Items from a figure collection

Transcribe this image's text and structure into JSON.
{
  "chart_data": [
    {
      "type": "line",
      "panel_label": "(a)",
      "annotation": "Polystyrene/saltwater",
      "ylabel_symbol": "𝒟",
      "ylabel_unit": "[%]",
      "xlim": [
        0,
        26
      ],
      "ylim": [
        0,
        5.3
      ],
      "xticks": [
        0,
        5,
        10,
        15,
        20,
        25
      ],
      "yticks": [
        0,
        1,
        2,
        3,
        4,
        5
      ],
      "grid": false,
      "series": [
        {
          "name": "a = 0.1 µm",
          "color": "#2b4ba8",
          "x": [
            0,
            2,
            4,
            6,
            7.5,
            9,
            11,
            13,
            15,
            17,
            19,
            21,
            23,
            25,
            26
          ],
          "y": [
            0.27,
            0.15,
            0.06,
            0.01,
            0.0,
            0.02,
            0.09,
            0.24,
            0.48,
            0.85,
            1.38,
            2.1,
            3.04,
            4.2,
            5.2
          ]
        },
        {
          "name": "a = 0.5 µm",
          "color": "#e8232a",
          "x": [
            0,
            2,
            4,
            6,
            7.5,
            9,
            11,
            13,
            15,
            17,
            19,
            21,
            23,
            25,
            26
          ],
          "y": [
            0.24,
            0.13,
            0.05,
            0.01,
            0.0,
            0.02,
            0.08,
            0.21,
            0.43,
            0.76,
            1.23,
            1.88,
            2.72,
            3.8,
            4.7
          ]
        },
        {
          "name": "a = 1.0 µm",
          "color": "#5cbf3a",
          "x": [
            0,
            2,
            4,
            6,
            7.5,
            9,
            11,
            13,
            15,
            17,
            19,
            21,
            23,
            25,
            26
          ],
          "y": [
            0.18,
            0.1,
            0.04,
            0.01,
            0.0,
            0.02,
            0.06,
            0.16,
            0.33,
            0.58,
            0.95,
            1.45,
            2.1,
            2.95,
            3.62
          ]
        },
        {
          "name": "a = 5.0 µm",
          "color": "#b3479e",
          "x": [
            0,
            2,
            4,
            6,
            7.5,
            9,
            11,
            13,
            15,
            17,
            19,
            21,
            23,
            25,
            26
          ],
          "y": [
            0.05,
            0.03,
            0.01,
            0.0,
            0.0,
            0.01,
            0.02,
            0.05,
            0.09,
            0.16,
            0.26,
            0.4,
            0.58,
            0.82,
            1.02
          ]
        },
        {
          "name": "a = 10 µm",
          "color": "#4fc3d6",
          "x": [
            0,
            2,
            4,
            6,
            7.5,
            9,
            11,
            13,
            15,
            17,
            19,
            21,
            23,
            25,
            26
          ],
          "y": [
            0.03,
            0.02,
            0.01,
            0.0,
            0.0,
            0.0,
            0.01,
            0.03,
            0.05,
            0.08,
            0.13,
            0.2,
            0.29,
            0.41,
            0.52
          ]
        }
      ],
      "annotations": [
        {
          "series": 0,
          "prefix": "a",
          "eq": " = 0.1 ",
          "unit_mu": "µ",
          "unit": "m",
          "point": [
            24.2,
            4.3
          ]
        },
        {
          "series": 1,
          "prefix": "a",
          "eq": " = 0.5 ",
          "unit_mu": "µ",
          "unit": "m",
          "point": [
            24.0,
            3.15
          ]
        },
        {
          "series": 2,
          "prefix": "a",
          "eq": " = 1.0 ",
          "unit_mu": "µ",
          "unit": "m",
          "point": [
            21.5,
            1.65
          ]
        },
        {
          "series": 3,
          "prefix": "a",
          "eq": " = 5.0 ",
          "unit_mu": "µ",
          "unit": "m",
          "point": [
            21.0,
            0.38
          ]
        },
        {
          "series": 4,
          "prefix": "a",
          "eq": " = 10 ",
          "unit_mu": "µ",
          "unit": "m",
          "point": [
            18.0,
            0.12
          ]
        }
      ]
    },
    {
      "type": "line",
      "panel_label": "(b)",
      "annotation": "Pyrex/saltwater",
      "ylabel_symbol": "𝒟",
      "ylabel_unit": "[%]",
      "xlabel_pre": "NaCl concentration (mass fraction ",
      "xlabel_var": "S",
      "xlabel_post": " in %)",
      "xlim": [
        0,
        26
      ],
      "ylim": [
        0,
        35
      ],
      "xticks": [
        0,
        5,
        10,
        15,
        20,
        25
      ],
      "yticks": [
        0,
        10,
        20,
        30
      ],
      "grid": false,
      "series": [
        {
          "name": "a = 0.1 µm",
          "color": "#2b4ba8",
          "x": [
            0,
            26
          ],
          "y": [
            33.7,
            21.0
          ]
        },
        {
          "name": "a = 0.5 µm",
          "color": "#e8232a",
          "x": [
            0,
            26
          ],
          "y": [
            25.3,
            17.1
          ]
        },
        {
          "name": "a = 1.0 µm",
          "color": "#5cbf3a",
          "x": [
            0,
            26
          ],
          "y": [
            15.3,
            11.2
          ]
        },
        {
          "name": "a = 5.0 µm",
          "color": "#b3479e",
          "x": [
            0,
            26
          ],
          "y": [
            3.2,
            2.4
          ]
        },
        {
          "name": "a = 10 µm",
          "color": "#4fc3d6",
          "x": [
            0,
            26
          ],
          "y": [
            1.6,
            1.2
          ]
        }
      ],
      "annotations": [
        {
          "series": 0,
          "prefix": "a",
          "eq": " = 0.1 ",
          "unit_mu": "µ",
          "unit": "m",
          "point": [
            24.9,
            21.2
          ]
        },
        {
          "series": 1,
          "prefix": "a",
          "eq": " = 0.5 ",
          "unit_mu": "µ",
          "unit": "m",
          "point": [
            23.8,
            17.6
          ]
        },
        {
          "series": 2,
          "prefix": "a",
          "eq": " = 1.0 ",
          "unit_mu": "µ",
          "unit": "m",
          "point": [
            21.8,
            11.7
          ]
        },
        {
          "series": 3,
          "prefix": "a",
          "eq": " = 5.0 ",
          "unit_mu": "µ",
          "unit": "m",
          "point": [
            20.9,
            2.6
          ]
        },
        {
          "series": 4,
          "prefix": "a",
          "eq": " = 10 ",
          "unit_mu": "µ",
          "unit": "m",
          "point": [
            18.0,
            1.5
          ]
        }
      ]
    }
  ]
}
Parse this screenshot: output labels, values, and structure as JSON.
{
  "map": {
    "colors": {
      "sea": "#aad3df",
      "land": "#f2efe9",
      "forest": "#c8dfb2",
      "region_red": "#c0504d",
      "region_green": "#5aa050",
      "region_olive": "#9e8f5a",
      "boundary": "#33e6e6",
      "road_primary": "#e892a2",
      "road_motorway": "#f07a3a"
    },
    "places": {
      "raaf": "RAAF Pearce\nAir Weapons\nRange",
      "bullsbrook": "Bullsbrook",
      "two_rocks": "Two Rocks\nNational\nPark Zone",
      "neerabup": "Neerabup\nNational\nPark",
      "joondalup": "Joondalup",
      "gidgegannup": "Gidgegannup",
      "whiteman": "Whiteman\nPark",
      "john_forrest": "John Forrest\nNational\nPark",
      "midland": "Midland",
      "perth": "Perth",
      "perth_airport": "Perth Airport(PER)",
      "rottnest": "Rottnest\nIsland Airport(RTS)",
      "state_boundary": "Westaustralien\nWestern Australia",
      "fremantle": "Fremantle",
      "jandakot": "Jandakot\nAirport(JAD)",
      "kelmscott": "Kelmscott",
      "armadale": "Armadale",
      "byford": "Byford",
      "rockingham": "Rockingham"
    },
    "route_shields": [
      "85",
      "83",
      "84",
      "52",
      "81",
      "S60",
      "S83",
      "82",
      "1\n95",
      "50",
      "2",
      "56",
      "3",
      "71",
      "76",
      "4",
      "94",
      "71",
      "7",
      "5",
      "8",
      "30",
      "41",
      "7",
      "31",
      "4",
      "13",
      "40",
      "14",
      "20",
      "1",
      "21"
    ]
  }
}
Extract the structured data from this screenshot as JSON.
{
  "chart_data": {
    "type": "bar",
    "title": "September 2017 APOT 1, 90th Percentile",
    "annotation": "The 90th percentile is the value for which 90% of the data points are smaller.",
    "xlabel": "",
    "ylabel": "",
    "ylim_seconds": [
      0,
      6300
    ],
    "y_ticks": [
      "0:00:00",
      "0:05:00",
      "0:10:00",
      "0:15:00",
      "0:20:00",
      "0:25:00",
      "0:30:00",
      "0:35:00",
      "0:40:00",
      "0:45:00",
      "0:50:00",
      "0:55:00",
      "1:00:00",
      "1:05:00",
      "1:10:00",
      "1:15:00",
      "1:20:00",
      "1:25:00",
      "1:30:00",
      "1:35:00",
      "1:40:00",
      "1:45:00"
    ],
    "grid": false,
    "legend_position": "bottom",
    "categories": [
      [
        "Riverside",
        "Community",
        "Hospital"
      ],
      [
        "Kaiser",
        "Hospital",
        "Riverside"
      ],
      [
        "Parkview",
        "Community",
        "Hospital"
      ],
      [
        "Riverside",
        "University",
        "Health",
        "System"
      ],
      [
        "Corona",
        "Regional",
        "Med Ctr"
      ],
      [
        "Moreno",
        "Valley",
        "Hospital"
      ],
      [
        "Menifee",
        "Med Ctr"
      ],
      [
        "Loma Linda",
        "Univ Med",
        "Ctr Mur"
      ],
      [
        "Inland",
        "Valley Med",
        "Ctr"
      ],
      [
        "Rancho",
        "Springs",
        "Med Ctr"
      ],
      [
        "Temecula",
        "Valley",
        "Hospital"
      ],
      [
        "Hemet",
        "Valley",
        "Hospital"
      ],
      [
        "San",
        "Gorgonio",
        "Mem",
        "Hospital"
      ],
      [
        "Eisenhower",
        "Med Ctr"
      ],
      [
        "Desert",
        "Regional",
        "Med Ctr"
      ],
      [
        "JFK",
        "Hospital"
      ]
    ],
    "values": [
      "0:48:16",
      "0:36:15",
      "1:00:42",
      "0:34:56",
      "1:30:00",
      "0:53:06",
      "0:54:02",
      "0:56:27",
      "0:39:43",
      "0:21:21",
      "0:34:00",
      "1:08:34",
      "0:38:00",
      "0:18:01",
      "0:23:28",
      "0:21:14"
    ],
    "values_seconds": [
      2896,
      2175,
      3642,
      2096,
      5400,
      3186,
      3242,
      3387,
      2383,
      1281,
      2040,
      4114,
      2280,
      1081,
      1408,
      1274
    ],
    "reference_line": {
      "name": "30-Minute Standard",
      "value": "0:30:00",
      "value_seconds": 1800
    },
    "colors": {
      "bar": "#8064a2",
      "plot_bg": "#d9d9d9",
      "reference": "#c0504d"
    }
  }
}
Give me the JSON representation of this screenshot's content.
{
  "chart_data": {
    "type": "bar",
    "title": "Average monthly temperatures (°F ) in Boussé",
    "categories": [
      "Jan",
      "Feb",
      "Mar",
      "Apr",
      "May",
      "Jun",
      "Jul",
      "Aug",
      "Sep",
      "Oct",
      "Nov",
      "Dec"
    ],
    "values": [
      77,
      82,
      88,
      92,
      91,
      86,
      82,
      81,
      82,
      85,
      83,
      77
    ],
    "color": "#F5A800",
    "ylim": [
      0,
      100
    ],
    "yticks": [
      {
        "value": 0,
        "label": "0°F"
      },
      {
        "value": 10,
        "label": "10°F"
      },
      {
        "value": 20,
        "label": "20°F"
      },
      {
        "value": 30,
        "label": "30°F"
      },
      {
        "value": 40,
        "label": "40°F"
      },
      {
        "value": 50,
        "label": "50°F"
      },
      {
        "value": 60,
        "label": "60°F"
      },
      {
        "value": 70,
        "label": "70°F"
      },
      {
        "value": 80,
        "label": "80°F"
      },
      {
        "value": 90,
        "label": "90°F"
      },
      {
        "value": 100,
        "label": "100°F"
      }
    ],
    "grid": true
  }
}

DIRECTIVE:
Which lines contain "grid"? Show each of them.

EXERCISE ANSWER:
      "grid": false,
      "grid": false,
    "grid": false,
    "grid": true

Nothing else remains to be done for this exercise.